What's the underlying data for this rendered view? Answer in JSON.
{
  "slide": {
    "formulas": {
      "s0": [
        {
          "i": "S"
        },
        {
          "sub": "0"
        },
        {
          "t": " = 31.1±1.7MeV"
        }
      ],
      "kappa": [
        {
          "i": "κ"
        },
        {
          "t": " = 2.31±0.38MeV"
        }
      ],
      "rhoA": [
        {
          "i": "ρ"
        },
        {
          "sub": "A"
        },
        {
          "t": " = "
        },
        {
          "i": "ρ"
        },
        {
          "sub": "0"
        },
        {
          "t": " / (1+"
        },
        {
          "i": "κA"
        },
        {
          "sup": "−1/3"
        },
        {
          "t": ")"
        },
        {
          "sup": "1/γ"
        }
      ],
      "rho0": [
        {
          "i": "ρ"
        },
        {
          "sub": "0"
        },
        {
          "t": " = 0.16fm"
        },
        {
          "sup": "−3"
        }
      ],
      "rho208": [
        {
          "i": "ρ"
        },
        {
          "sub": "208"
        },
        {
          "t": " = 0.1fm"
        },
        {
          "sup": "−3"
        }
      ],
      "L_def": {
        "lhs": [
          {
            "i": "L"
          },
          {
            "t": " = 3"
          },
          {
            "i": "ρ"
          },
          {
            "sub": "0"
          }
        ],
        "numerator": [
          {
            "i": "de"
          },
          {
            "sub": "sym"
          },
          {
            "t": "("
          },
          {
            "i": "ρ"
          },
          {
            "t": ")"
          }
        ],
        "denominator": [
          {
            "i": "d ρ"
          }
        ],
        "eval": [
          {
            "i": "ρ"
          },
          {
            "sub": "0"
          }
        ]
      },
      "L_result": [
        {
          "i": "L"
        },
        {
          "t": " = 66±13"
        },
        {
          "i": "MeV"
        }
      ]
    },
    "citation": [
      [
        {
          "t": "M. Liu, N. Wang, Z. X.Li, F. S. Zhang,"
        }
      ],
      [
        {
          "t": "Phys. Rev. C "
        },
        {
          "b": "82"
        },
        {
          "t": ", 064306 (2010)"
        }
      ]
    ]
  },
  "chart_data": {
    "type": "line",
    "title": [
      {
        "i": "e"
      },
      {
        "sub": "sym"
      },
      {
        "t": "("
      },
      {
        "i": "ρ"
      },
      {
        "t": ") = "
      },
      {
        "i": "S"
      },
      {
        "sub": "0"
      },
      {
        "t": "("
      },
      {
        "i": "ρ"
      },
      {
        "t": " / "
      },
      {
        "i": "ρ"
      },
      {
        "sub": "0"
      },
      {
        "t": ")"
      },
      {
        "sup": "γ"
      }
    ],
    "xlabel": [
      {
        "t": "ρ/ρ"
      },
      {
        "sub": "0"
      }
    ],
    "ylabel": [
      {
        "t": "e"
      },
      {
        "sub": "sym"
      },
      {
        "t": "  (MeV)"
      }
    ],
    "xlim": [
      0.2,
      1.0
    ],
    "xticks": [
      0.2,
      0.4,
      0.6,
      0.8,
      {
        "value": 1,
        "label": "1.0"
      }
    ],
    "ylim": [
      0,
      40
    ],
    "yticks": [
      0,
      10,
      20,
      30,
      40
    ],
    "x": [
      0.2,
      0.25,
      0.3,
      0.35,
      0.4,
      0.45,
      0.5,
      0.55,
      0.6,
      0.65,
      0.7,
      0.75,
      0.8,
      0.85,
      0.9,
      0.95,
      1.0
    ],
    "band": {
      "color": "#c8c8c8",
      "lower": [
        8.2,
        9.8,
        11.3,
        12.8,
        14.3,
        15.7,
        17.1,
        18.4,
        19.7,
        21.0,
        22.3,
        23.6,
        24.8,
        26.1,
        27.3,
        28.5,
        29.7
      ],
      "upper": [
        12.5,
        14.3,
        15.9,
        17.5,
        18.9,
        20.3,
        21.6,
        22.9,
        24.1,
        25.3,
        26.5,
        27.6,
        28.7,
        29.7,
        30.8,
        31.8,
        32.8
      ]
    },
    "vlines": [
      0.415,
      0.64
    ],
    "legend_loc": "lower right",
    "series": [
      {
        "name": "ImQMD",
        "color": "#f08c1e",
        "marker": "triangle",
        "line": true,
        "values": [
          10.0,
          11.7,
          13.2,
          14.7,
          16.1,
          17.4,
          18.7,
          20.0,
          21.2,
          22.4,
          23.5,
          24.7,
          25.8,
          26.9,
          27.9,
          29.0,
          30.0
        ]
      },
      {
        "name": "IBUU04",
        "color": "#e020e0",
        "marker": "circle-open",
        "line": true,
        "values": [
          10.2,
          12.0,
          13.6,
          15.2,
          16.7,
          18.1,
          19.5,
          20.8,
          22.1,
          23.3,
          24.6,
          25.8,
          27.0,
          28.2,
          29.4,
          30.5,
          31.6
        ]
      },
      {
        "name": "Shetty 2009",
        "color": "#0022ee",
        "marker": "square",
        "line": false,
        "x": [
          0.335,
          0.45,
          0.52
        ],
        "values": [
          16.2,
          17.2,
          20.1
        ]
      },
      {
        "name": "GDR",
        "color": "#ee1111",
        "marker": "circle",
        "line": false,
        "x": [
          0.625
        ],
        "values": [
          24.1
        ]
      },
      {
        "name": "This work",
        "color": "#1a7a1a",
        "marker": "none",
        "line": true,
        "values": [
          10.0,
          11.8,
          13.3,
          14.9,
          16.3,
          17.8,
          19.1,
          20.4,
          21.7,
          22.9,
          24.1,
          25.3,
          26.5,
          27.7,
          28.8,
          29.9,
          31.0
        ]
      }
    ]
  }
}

※

#### What is asked
Using the records above, find and show each line with the string "name".

#### Answer to this problem
        "name": "ImQMD",
        "name": "IBUU04",
        "name": "Shetty 2009",
        "name": "GDR",
        "name": "This work",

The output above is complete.